▶ **Information shown**
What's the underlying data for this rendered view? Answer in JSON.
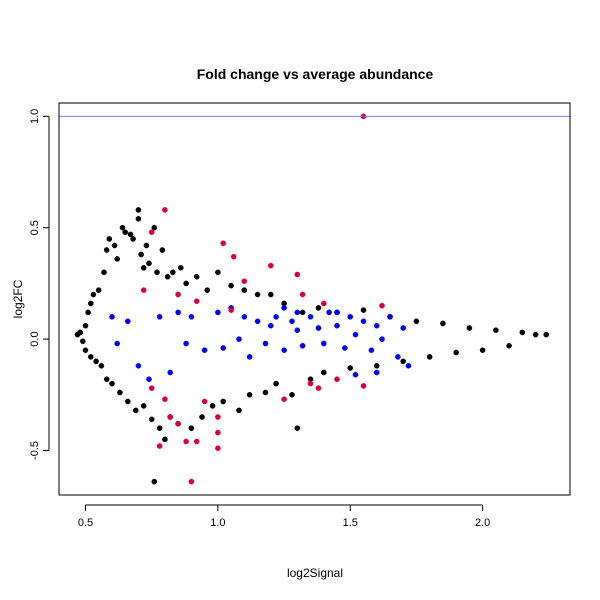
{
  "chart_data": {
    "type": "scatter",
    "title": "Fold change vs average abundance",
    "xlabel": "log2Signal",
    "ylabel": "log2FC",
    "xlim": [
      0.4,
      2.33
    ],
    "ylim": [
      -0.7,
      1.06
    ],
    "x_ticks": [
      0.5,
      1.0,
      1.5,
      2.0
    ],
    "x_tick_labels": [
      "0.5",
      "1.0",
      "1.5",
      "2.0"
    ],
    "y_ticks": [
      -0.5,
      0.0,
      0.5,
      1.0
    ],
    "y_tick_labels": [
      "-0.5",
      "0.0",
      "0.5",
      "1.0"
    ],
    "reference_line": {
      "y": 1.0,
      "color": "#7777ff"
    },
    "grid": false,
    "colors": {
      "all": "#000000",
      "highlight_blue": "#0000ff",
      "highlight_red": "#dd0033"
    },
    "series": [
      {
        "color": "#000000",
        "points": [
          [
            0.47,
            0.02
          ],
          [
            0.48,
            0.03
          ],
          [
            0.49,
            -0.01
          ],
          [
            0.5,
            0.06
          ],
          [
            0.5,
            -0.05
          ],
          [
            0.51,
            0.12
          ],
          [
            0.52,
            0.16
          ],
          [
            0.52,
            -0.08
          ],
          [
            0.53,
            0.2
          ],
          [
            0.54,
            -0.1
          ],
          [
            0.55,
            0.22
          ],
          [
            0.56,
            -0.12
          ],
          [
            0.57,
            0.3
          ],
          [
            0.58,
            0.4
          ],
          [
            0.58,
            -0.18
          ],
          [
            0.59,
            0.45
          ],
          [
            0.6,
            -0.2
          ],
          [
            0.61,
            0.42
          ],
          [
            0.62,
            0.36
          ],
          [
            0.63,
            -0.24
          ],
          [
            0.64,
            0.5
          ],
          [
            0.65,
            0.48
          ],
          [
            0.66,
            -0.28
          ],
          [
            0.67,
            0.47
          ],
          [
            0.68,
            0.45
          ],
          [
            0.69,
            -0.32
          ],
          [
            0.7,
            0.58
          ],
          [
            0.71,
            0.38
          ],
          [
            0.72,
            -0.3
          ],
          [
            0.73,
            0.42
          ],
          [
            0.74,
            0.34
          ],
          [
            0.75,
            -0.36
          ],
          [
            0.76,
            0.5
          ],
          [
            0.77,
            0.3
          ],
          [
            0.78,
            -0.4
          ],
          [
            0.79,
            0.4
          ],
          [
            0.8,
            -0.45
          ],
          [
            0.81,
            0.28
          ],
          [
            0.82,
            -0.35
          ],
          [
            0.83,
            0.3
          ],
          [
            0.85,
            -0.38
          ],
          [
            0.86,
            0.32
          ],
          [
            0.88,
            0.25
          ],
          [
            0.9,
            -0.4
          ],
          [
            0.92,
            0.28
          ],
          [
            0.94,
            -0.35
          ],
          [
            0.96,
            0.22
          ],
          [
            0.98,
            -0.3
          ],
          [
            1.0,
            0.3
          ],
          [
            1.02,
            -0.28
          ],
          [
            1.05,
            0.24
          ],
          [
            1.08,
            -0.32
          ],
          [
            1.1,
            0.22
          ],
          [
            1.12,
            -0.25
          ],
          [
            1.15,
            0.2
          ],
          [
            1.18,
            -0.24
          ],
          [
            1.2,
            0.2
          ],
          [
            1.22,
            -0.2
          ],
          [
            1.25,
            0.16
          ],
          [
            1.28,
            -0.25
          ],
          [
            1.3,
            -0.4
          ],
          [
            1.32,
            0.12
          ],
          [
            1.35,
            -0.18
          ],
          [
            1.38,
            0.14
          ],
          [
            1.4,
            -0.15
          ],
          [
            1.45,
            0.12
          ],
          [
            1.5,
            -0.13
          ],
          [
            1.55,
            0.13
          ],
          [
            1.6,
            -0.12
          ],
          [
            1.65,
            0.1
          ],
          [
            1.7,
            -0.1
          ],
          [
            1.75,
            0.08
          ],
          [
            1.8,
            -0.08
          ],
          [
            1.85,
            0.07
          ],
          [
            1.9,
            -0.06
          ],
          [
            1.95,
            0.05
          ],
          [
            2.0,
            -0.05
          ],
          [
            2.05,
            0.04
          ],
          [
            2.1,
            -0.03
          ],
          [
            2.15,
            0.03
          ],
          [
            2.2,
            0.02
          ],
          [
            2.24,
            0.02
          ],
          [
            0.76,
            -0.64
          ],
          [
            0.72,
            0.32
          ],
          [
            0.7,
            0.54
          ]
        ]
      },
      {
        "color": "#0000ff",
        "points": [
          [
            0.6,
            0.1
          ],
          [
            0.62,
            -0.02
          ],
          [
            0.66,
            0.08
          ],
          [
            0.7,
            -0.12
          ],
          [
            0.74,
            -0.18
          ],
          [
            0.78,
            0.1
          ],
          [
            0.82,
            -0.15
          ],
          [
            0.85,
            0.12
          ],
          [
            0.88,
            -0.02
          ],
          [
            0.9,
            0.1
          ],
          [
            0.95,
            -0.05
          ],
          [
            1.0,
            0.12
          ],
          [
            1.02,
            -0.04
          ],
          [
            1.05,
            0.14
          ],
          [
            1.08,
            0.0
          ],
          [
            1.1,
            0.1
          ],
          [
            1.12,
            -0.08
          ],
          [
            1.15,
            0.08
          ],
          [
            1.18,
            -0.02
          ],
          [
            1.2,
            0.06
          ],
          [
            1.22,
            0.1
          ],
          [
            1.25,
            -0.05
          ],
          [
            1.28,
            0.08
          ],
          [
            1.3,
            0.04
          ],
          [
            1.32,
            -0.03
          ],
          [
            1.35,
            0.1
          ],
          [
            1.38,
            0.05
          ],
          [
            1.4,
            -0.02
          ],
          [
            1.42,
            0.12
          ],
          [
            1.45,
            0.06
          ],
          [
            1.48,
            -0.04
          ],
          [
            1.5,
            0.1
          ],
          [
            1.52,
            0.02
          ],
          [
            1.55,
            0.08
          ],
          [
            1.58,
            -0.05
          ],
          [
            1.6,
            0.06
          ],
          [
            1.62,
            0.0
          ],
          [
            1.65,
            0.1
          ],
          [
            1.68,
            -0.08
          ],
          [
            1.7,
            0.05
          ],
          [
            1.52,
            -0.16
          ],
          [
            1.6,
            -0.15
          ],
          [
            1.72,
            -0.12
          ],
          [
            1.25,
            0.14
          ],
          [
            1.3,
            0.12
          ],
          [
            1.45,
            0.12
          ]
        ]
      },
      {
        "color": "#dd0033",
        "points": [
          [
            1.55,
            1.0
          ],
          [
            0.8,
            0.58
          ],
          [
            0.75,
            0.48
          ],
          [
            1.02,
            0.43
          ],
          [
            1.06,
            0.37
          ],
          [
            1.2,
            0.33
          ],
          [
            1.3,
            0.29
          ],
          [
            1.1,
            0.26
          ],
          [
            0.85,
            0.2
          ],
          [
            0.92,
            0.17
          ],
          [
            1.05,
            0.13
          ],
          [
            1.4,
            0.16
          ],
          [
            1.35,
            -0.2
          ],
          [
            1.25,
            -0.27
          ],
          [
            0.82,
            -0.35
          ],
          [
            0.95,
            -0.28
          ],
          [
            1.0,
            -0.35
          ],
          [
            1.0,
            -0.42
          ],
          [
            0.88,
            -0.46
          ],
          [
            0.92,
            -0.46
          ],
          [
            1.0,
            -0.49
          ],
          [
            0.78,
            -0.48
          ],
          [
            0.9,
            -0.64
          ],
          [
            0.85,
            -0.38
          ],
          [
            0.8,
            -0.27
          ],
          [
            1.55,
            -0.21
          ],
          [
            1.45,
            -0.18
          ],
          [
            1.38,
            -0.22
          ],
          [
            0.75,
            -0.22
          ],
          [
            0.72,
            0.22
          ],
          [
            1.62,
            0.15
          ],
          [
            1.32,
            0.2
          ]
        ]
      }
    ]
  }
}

...

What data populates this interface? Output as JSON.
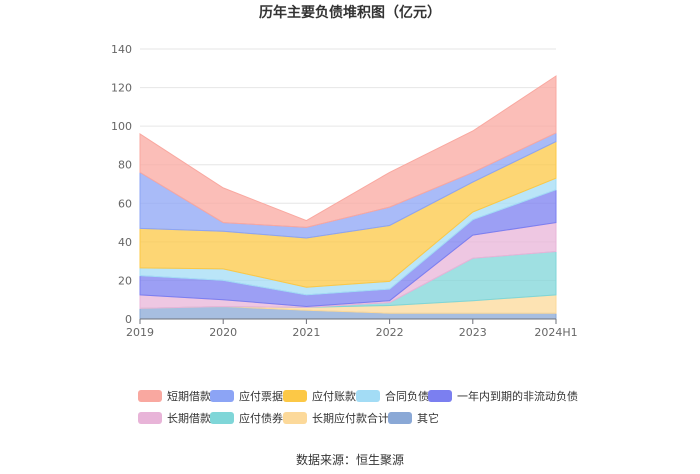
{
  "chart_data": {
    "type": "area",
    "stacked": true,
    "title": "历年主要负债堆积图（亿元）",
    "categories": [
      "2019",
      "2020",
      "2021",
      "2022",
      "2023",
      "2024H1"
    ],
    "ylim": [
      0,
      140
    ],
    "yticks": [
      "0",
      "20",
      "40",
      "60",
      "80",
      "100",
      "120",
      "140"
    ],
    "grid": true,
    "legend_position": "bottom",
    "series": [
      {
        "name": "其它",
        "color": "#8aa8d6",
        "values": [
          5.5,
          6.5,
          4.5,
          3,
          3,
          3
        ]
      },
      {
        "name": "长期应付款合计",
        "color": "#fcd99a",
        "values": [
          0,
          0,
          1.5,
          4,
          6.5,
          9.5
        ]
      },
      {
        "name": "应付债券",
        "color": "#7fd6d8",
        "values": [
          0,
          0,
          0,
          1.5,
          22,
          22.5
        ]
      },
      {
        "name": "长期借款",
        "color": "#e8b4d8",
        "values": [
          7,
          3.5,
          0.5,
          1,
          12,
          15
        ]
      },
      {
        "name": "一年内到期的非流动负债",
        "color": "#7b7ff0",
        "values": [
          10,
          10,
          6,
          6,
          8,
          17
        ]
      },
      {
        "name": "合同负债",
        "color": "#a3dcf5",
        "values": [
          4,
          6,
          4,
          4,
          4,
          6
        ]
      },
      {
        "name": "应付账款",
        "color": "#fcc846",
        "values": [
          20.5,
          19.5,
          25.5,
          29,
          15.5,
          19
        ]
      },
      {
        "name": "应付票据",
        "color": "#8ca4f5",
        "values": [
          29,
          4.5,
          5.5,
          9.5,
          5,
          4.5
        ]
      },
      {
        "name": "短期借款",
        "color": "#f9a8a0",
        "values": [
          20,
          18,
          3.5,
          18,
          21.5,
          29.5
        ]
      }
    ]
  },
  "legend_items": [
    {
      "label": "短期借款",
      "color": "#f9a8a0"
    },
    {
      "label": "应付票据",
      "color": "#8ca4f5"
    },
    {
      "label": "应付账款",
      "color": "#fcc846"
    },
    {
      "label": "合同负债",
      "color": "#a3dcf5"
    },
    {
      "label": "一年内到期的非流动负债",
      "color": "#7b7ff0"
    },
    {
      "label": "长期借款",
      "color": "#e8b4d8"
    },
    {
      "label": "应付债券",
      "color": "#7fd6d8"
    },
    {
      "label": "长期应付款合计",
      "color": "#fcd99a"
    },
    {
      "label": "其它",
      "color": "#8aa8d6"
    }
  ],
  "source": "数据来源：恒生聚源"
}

▶ **Exercise objective**
Extract, from the material above, each line holding the word "What".

▶ **Task result**
What's the underlying data for this rendered view? Answer in JSON.
What data populates this interface? Output as JSON.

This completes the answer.